Data for the task:
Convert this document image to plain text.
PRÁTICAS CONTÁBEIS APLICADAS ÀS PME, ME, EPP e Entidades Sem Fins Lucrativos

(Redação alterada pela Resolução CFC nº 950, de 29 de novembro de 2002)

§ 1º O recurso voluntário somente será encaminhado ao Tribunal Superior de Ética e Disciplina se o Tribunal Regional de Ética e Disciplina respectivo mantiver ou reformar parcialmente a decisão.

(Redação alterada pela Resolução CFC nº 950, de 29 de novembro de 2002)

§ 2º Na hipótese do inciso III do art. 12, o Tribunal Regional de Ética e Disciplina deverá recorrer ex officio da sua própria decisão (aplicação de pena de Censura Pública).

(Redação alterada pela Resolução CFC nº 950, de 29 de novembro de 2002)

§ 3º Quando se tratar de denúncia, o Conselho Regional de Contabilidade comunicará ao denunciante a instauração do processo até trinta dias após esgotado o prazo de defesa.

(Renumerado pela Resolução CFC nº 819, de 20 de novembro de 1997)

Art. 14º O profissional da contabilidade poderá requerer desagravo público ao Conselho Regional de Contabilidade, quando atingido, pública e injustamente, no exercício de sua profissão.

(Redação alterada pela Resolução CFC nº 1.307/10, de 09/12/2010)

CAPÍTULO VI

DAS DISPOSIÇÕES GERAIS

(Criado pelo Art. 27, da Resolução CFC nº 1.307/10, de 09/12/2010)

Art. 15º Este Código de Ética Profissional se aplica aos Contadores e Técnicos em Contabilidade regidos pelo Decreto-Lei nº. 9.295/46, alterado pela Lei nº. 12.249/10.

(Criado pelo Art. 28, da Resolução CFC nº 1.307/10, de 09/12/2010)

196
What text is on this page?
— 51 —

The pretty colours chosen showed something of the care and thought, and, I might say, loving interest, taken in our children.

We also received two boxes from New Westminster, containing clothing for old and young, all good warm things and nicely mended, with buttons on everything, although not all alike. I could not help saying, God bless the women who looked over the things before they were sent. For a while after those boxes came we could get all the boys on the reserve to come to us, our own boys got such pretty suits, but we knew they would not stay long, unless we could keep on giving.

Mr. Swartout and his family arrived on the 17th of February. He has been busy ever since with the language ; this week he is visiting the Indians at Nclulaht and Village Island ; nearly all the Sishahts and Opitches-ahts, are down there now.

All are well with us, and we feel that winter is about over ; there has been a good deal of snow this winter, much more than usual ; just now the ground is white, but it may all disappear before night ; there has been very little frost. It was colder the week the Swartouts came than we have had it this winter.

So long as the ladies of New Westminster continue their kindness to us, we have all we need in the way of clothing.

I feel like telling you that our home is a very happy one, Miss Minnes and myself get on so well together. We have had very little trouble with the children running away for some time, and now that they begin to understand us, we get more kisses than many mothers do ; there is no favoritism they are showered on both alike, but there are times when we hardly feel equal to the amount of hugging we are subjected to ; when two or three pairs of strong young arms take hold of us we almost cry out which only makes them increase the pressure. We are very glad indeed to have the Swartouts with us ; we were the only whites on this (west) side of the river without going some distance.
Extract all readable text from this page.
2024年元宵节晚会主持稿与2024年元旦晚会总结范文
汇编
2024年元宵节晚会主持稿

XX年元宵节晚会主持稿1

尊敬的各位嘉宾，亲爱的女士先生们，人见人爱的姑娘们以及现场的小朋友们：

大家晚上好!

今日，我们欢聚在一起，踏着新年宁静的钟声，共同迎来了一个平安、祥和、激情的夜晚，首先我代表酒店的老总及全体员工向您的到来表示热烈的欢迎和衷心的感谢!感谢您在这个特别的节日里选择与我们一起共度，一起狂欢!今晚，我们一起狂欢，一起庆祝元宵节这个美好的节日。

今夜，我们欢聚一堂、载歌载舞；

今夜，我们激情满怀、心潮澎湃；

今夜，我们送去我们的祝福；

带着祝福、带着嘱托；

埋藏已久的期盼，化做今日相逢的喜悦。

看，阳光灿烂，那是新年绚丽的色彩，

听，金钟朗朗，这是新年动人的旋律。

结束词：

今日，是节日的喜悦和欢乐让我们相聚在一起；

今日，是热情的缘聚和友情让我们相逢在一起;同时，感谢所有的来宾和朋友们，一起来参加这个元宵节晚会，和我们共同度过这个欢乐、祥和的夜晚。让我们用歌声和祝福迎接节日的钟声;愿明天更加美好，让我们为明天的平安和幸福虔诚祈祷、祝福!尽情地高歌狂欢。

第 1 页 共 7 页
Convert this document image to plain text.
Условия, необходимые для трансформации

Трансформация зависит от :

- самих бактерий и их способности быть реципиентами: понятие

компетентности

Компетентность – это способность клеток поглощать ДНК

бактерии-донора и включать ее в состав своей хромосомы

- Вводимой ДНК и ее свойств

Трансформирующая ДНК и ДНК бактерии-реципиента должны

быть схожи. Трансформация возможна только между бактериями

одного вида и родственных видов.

What the task asks:
Find every line holding the word "long"; give their count and nothing else.

Task result:
2